--- START Materials provided ---

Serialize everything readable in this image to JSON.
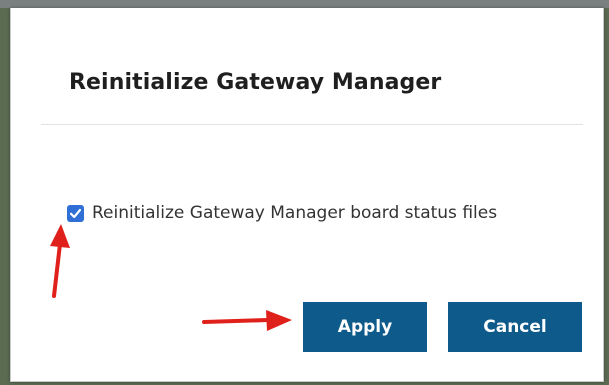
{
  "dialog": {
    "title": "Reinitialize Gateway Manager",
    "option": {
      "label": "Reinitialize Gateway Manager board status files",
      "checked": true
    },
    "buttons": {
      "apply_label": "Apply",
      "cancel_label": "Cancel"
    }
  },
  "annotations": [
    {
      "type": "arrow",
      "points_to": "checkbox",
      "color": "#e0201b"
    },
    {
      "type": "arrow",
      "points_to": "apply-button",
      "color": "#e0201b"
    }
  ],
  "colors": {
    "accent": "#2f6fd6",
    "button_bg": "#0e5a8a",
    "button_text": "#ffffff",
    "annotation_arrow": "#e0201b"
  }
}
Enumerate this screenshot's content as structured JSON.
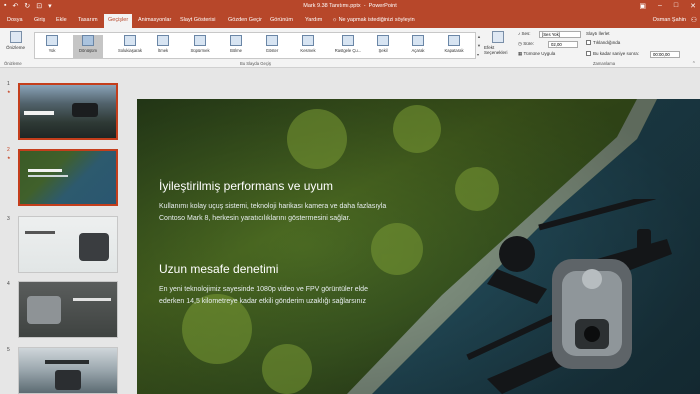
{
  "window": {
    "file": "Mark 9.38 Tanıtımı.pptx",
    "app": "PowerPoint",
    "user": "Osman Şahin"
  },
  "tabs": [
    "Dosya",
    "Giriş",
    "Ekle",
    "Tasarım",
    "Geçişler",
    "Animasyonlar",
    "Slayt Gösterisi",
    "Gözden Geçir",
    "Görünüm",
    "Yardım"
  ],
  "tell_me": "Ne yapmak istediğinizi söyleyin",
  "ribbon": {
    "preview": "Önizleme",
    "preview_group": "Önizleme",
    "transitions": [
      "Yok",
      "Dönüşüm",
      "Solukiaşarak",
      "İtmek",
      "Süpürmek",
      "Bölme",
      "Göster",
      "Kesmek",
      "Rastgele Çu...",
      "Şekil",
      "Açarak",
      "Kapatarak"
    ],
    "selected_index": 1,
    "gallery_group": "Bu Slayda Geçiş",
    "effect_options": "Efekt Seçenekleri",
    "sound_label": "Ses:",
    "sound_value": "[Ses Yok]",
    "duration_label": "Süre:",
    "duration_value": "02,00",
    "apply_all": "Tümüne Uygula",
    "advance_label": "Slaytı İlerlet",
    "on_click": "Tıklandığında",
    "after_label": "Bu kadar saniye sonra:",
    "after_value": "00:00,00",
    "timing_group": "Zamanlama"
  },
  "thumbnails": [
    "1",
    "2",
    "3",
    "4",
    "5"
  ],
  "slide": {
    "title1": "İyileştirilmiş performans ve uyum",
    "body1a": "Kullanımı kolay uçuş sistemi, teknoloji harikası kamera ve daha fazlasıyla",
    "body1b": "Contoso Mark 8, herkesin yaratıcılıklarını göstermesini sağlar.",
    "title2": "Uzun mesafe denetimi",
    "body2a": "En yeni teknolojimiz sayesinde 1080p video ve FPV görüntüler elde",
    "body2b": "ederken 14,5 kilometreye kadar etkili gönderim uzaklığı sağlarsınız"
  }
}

--- END Materials provided ---
--- START Materials provided ---

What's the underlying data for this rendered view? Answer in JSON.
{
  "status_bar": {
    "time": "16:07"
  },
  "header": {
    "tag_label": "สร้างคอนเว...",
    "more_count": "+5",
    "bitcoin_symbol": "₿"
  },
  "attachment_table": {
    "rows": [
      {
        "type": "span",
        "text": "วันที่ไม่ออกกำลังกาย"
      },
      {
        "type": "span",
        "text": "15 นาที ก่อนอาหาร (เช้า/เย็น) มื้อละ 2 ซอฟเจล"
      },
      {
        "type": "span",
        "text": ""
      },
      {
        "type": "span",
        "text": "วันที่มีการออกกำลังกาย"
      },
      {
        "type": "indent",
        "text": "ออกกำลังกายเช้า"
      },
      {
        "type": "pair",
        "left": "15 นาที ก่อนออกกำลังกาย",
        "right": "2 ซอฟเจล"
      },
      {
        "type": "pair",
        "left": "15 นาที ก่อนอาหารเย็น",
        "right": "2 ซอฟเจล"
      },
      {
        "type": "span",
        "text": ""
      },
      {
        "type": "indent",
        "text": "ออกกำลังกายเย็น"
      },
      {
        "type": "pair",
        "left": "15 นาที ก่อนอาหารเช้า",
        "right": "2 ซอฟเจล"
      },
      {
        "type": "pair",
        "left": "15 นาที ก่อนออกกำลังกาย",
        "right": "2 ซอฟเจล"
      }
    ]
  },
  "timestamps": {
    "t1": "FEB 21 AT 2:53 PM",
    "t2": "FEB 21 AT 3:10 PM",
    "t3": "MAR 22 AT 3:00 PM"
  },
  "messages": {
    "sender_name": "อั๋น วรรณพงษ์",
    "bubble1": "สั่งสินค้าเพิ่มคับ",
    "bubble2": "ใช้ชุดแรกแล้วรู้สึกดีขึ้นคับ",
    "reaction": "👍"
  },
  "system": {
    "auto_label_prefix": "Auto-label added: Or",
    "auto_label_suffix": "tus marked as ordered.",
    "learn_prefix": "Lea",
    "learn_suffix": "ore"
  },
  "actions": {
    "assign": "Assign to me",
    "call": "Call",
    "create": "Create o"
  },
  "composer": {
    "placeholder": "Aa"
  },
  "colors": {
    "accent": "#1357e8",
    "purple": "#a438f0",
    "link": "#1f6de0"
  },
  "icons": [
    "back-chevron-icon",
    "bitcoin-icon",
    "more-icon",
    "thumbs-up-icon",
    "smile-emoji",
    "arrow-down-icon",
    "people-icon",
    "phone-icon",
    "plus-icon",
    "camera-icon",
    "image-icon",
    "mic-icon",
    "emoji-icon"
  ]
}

--- END Materials provided ---

* **Problem**
State how many lines of the records above contain the word "Manager", and give only that number.

* **Written response**
2